Go through the entries one line at a time, and gather every line that has the word "деятельности".
╔══
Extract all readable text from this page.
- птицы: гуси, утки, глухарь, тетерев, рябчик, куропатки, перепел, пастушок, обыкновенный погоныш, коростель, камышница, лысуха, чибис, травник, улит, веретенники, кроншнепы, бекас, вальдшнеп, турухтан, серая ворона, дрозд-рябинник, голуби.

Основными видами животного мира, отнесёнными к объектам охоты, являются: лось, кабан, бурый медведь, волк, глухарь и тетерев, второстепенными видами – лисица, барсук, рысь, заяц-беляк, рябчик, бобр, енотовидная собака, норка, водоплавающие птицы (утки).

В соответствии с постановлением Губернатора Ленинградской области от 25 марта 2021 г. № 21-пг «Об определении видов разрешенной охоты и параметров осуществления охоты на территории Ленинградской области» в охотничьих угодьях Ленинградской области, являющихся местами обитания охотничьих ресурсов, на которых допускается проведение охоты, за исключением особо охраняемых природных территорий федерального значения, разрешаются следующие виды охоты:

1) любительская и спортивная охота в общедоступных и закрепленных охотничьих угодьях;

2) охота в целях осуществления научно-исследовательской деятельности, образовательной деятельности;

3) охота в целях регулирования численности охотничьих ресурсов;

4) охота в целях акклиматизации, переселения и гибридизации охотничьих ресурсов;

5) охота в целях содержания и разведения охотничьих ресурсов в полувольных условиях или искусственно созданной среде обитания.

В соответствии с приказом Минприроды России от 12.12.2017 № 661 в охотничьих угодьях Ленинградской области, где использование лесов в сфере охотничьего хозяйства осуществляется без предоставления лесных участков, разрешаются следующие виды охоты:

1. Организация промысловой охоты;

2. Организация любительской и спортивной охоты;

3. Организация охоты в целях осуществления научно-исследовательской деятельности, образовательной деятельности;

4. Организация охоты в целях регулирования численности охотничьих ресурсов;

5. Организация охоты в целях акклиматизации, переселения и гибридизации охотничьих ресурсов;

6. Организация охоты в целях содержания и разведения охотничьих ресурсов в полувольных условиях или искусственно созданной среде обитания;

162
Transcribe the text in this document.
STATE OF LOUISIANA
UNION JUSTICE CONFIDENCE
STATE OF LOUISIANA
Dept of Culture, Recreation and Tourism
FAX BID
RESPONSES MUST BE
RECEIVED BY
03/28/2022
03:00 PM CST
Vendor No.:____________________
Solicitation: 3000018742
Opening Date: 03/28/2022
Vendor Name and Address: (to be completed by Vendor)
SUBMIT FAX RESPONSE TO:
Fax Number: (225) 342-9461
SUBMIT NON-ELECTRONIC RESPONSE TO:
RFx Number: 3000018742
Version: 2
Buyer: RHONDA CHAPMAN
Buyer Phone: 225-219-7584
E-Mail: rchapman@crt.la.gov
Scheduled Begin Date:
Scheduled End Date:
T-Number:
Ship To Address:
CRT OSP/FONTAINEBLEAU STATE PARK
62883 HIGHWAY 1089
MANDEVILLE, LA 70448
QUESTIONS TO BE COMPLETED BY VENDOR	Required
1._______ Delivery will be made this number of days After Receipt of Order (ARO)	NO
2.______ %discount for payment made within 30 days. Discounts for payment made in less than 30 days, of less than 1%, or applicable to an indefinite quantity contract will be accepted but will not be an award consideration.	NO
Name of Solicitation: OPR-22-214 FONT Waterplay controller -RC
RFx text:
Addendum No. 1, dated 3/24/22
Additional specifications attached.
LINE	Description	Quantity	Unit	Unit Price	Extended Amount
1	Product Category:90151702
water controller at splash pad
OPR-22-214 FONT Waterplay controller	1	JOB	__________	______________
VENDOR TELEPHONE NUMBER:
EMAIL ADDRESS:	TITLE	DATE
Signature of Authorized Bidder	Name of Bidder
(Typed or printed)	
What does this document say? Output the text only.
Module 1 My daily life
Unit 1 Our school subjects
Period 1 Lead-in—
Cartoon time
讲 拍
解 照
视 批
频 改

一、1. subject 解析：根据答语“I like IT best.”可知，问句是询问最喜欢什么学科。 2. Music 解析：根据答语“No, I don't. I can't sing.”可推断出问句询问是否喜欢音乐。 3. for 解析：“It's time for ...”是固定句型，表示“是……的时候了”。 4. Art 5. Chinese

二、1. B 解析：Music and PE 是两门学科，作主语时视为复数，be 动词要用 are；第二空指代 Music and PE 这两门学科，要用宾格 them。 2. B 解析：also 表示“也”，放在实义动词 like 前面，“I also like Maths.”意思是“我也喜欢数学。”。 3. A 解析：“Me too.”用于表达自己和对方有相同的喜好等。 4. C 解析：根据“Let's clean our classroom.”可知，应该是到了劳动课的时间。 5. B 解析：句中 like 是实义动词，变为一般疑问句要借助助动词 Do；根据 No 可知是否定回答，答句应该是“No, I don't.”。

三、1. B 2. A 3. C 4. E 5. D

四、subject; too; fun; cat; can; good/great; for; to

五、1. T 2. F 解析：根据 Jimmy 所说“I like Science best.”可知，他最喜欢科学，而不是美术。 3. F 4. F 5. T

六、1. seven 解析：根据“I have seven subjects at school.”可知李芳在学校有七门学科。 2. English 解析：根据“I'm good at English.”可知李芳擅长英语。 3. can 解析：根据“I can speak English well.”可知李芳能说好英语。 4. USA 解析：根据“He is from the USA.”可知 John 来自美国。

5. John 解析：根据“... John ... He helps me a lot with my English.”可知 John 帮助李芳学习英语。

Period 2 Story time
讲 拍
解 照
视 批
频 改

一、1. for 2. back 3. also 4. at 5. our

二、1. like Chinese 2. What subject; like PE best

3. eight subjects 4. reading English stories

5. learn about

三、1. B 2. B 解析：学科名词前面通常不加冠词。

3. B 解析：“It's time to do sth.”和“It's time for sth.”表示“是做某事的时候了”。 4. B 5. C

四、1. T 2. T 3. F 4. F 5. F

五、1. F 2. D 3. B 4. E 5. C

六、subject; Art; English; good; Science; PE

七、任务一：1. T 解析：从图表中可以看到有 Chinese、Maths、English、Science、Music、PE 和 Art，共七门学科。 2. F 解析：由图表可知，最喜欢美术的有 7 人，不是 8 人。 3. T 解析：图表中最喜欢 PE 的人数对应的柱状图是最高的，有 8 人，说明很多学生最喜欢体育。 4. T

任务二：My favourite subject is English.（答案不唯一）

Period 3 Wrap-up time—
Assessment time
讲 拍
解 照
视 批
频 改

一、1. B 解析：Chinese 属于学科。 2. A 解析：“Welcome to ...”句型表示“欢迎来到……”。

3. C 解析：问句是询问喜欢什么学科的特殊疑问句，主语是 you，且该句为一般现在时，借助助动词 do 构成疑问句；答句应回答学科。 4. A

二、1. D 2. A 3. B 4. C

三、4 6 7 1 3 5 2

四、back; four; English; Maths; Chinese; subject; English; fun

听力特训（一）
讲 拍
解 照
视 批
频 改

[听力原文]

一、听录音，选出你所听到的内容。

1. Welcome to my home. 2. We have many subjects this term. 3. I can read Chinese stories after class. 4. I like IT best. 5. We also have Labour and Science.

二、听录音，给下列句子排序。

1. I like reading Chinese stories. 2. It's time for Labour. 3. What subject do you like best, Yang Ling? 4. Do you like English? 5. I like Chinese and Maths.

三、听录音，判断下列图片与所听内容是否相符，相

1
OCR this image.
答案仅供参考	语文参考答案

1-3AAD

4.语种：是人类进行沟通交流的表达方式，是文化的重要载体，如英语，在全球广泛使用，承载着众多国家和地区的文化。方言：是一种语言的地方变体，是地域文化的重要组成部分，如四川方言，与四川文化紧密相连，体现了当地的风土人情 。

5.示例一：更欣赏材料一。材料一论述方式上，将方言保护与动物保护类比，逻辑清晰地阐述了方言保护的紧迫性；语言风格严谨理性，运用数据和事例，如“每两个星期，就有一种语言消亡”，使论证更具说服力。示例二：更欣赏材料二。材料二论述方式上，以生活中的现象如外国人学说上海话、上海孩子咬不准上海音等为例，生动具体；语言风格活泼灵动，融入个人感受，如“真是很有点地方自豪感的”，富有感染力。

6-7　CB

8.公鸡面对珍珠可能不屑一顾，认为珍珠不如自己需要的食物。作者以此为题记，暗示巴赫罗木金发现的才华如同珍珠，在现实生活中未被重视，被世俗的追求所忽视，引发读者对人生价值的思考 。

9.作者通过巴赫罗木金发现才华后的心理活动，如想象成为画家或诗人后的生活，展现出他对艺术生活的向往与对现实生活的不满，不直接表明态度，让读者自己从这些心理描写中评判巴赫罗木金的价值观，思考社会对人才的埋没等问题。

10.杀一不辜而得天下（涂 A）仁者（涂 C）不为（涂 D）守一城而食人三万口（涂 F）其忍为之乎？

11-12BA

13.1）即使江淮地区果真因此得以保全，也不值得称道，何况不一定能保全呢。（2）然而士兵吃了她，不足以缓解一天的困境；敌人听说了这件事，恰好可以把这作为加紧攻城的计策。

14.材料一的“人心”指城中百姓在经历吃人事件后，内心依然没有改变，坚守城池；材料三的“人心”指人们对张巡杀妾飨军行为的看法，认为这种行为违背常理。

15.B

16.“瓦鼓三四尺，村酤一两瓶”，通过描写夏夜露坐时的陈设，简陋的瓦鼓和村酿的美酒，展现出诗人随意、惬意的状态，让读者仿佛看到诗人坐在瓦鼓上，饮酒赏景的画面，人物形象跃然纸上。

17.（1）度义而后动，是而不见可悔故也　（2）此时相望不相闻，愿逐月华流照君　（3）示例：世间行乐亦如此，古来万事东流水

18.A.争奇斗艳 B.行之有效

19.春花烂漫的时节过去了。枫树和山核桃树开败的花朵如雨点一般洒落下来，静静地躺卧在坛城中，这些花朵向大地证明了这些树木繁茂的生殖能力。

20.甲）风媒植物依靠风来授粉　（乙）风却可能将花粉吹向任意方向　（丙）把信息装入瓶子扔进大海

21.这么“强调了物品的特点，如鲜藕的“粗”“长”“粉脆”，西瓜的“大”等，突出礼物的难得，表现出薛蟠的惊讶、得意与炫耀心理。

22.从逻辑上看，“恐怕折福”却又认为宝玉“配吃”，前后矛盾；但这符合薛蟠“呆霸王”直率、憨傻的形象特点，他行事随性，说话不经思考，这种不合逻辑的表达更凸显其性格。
╚══
#### Solution to this exercise
2) охота в целях осуществления научно-исследовательской деятельности, образовательной деятельности;
3. Организация охоты в целях осуществления научно-исследовательской деятельности, образовательной деятельности;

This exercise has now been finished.